WORK REQUIRED - Write out the data below in full, unchanged, minus the images.

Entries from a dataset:
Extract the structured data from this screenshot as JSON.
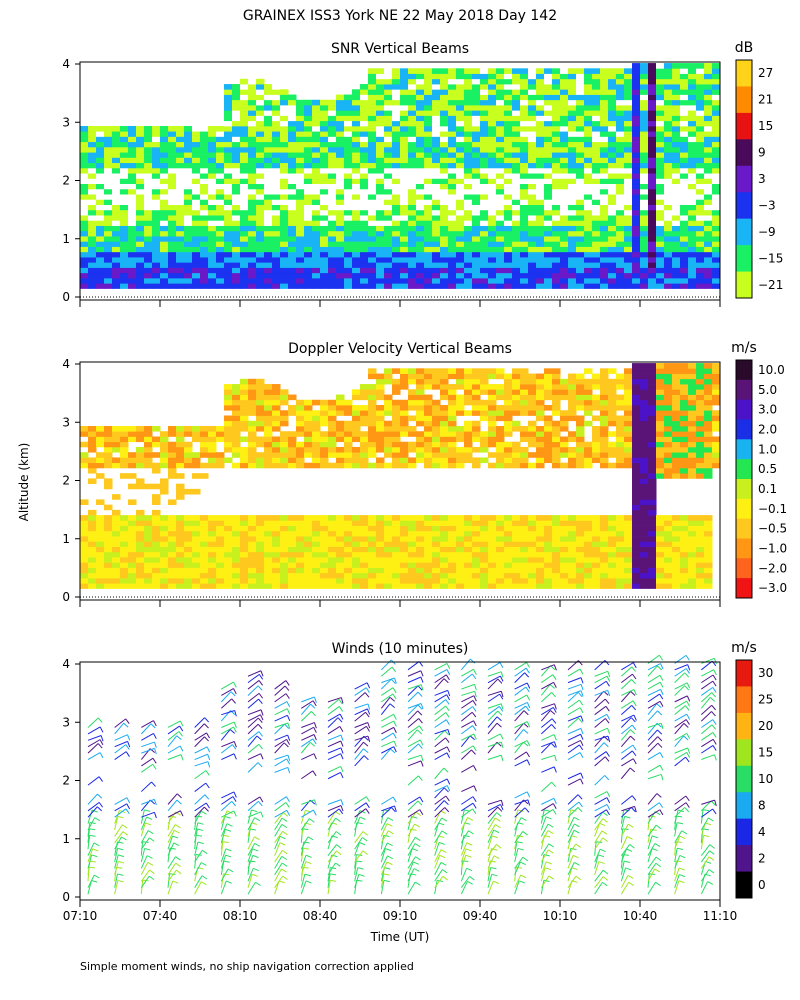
{
  "figure": {
    "title": "GRAINEX ISS3 York NE  22 May 2018 Day 142",
    "ylabel": "Altitude (km)",
    "xlabel": "Time (UT)",
    "footnote": "Simple moment winds, no ship navigation correction applied"
  },
  "chart_data": [
    {
      "type": "heatmap",
      "title": "SNR Vertical Beams",
      "ylabel": "Altitude (km)",
      "ylim": [
        0,
        4
      ],
      "yticks": [
        "0",
        "1",
        "2",
        "3",
        "4"
      ],
      "colorbar": {
        "unit": "dB",
        "labels": [
          "27",
          "21",
          "15",
          "9",
          "3",
          "−3",
          "−9",
          "−15",
          "−21"
        ],
        "colors": [
          "#ffd319",
          "#ff8c00",
          "#e81212",
          "#4a0a5c",
          "#6a19c8",
          "#1b33f0",
          "#19b4f5",
          "#19f064",
          "#c8ff1e"
        ]
      }
    },
    {
      "type": "heatmap",
      "title": "Doppler Velocity Vertical Beams",
      "ylabel": "Altitude (km)",
      "ylim": [
        0,
        4
      ],
      "yticks": [
        "0",
        "1",
        "2",
        "3",
        "4"
      ],
      "colorbar": {
        "unit": "m/s",
        "labels": [
          "10.0",
          "5.0",
          "3.0",
          "2.0",
          "1.0",
          "0.5",
          "0.1",
          "−0.1",
          "−0.5",
          "−1.0",
          "−2.0",
          "−3.0"
        ],
        "colors": [
          "#2a0a2a",
          "#5a1478",
          "#4b12c8",
          "#1a2ee6",
          "#19b4f0",
          "#23e650",
          "#c8f01e",
          "#fff014",
          "#ffc81e",
          "#ff9614",
          "#ff641e",
          "#f01414"
        ]
      }
    },
    {
      "type": "scatter",
      "title": "Winds (10 minutes)",
      "ylabel": "Altitude (km)",
      "xlabel": "Time (UT)",
      "ylim": [
        0,
        4
      ],
      "yticks": [
        "0",
        "1",
        "2",
        "3",
        "4"
      ],
      "x": [
        "07:10",
        "07:40",
        "08:10",
        "08:40",
        "09:10",
        "09:40",
        "10:10",
        "10:40",
        "11:10"
      ],
      "colorbar": {
        "unit": "m/s",
        "labels": [
          "30",
          "25",
          "20",
          "15",
          "10",
          "8",
          "4",
          "2",
          "0"
        ],
        "colors": [
          "#e61a0e",
          "#ff7814",
          "#ffb414",
          "#a0e61e",
          "#28dc64",
          "#19aaf0",
          "#1a28e6",
          "#50148c",
          "#000000"
        ]
      }
    }
  ]
}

TASK OUTPUT -
Extract the structured data from this screenshot as JSON.
{
  "figure": {
    "title": "GRAINEX ISS3 York NE  22 May 2018 Day 142",
    "ylabel": "Altitude (km)",
    "xlabel": "Time (UT)",
    "footnote": "Simple moment winds, no ship navigation correction applied"
  },
  "chart_data": [
    {
      "type": "heatmap",
      "title": "SNR Vertical Beams",
      "ylabel": "Altitude (km)",
      "ylim": [
        0,
        4
      ],
      "yticks": [
        "0",
        "1",
        "2",
        "3",
        "4"
      ],
      "colorbar": {
        "unit": "dB",
        "labels": [
          "27",
          "21",
          "15",
          "9",
          "3",
          "−3",
          "−9",
          "−15",
          "−21"
        ],
        "colors": [
          "#ffd319",
          "#ff8c00",
          "#e81212",
          "#4a0a5c",
          "#6a19c8",
          "#1b33f0",
          "#19b4f5",
          "#19f064",
          "#c8ff1e"
        ]
      }
    },
    {
      "type": "heatmap",
      "title": "Doppler Velocity Vertical Beams",
      "ylabel": "Altitude (km)",
      "ylim": [
        0,
        4
      ],
      "yticks": [
        "0",
        "1",
        "2",
        "3",
        "4"
      ],
      "colorbar": {
        "unit": "m/s",
        "labels": [
          "10.0",
          "5.0",
          "3.0",
          "2.0",
          "1.0",
          "0.5",
          "0.1",
          "−0.1",
          "−0.5",
          "−1.0",
          "−2.0",
          "−3.0"
        ],
        "colors": [
          "#2a0a2a",
          "#5a1478",
          "#4b12c8",
          "#1a2ee6",
          "#19b4f0",
          "#23e650",
          "#c8f01e",
          "#fff014",
          "#ffc81e",
          "#ff9614",
          "#ff641e",
          "#f01414"
        ]
      }
    },
    {
      "type": "scatter",
      "title": "Winds (10 minutes)",
      "ylabel": "Altitude (km)",
      "xlabel": "Time (UT)",
      "ylim": [
        0,
        4
      ],
      "yticks": [
        "0",
        "1",
        "2",
        "3",
        "4"
      ],
      "x": [
        "07:10",
        "07:40",
        "08:10",
        "08:40",
        "09:10",
        "09:40",
        "10:10",
        "10:40",
        "11:10"
      ],
      "colorbar": {
        "unit": "m/s",
        "labels": [
          "30",
          "25",
          "20",
          "15",
          "10",
          "8",
          "4",
          "2",
          "0"
        ],
        "colors": [
          "#e61a0e",
          "#ff7814",
          "#ffb414",
          "#a0e61e",
          "#28dc64",
          "#19aaf0",
          "#1a28e6",
          "#50148c",
          "#000000"
        ]
      }
    }
  ]
}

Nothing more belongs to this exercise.